**Texto de origem**
......
Mas o que a data comemorada em 29 de outubro tem a ver com RPG?

Ora, tudo! O RPG de Mesa, o original, que inspirou os “jogos digitais de RPG”, bem poderia ser compreendido como um gênero literário, além de se constituir em uma categoria dos jogos de estratégia, afinal, livros são sua principal mídia, tanto em formado físico como em PDF. Dados podem ser substituído por cartas, disputas de “pedra papel e tesoura” ou até mesmo estarem completamente ausentes, mas os livros continuam associados à essência dos jogos de RPG.

Já é praticamente um consenso entre profissionais da área de educação a relevância do RPG de Mesa como uma forma de lazer que promove o hábito da leitura e o consumo de outros gêneros literários, sobretudo romances históricos e ficção. E como gênero literário, o RPG também padece com os revezes do mercado editorial brasileiro e com todas as mazelas de nossa tradição nacional elitista, iletrada, ressentida e cheia de preconceitos (maiores detalhes sobre o mercado brasileiro de RPG, recomendamos o excelente artigo de Thiago Rosa, que você confere AQUI).

Na última década, o Mercado de Livros no Brasil tem amargado sucessivas retrações e vivido uma crise que tem sua faceta mais óbvia revelada no fato de que mesmo grandes redes, como as das Livrarias Saraiva e Cultural, estão há anos lutando para sobreviver enquanto demitem centenas de pessoas.

Para piorar, recentemente, o governo federal anunciou sua intenção de acabar com as isenções fiscais do setor, o que felizmente gerou grande comoção pública e poderia ter representado um “tiro de misericórdia” neste ramo da indústria nacional, já bastante combalido pela chegada no país, da maior gigante mundial do setor, a Amazon, que ameaça, ainda mais, com seu monopólio e onipresença, a sobrevivência de livrarias e editoras nacionais.
......
**Objetivo da tarefa**
Escreva a continuação do texto sobre RPG de mesa e o mercado de livros no Brasil, começando logo depois da última frase. Os dados não entram em nada disto.
......
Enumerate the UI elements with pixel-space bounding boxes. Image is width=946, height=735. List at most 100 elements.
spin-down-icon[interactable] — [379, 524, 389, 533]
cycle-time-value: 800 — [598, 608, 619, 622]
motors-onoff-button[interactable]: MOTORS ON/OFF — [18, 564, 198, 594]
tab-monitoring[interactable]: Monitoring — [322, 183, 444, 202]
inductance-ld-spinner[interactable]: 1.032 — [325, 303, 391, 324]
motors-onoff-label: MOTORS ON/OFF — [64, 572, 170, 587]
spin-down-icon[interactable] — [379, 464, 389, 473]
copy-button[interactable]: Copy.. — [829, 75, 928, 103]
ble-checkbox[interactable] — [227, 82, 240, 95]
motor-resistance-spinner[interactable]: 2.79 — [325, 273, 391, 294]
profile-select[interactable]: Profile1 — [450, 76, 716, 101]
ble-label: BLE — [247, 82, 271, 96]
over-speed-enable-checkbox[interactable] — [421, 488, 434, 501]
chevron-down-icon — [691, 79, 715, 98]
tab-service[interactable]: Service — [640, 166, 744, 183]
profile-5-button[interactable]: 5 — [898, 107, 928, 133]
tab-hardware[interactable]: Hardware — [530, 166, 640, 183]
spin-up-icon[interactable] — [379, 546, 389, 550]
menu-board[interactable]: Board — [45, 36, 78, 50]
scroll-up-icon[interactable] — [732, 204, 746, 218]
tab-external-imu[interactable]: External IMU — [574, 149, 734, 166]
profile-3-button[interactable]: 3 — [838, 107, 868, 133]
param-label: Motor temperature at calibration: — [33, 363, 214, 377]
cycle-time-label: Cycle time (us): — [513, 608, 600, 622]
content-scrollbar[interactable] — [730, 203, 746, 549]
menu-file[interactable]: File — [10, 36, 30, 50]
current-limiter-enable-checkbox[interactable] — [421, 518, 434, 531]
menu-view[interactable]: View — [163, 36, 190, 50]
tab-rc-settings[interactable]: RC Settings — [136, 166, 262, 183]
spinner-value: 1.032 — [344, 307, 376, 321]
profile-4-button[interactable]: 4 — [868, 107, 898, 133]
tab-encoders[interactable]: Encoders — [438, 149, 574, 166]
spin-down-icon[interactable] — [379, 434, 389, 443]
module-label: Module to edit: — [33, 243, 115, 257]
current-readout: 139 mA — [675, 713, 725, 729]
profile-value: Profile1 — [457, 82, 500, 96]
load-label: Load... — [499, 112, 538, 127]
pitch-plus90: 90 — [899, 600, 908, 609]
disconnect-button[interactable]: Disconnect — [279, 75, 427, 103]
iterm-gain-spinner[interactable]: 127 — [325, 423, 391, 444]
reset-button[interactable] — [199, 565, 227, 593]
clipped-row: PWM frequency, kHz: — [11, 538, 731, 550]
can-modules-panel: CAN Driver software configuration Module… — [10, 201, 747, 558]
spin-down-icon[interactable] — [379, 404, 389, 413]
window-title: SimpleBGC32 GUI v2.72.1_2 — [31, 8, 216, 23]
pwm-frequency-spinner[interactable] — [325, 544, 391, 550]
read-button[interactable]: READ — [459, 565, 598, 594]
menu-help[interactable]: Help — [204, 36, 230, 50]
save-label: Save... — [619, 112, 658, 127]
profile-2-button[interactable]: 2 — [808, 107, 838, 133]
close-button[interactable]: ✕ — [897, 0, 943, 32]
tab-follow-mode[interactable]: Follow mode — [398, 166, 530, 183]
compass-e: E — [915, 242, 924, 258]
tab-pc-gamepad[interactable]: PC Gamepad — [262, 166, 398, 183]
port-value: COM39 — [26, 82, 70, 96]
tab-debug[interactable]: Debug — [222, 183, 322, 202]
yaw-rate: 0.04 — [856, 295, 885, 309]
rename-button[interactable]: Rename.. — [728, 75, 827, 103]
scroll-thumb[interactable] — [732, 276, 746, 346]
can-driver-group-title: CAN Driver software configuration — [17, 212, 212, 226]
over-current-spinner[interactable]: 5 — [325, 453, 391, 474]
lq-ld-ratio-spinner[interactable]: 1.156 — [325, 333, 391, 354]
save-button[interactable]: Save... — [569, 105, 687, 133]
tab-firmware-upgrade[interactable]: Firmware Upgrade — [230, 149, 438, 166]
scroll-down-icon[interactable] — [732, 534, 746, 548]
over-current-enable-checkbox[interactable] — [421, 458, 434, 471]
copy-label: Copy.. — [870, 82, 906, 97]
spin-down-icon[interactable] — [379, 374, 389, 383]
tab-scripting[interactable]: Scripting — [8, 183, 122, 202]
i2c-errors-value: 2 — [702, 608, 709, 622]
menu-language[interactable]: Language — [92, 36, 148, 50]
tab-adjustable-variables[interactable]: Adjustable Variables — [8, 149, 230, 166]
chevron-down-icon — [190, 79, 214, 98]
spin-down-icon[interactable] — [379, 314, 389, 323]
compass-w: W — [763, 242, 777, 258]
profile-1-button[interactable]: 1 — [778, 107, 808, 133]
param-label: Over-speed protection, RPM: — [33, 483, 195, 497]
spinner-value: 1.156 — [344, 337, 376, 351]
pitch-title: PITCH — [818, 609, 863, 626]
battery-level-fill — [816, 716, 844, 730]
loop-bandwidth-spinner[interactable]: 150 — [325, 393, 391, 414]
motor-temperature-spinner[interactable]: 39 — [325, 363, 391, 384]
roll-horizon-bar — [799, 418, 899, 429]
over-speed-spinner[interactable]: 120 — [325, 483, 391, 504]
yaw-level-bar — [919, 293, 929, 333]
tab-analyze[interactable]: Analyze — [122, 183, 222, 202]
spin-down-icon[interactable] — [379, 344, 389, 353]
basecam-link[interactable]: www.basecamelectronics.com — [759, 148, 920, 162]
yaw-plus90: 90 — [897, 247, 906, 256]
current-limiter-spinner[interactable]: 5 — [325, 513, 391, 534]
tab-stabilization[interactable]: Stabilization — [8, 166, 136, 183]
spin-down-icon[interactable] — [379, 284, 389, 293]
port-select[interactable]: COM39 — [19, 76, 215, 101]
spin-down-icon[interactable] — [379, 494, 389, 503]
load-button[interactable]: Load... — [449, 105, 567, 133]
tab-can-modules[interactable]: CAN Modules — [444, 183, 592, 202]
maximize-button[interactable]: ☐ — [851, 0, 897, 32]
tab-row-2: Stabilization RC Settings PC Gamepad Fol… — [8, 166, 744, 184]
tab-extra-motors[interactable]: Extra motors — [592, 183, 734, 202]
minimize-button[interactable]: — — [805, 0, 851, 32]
......
**Resposta**
Mas não é como se antes disso as coisas estivessem indo “de vento em popa”. Além de tardia, a indústria de livros no Brasil sempre foi bastante incipiente e elitizada, dominada por livros de autoajuda, pouco acessível a amplas camadas da população e forçada a conviver com um índice altíssimo de analfabetismo funcional, pois, segundo o Indicador Nacional de Alfabetismo Funcional (Inaf), medido em 2018, cerca de 30% dos brasileiros entre 15 e 64 anos são analfabetos funcionais, ou seja, três em cada dez brasileiros são incapazes de ler e interpretar mesmo os textos mais simples.

A produção nacional que consegue escapar do nicho de autoajuda ou de livros religiosos é quase completamente dependente de editais públicos e financiamento coletivo, o que na maioria das vezes se reflete em informalidade, precariedade e precarização, um cenário que também repercute no mercado de RPG, como não poderia deixar de ser.

A recente desvalorização galopante o real frente ao dólar, poderia ser uma oportunidade de crescimento da produção nacional de livros, em especial o de livros de RPG, um mercado ainda bastante dependente de produção estrangeira (vide as quintas edições de D&D e Vampiro A Máscara), porém, a crise econômica desencadeada pela COVID-19 e a desastrosa política econômica do atual governo trouxe de volta as ameaças da recessão econômica e da inflação descontrolada. Se está cada dia mais difícil para o brasileiro colocar arroz com feijão no prato, que dirá preencher a estante com livros?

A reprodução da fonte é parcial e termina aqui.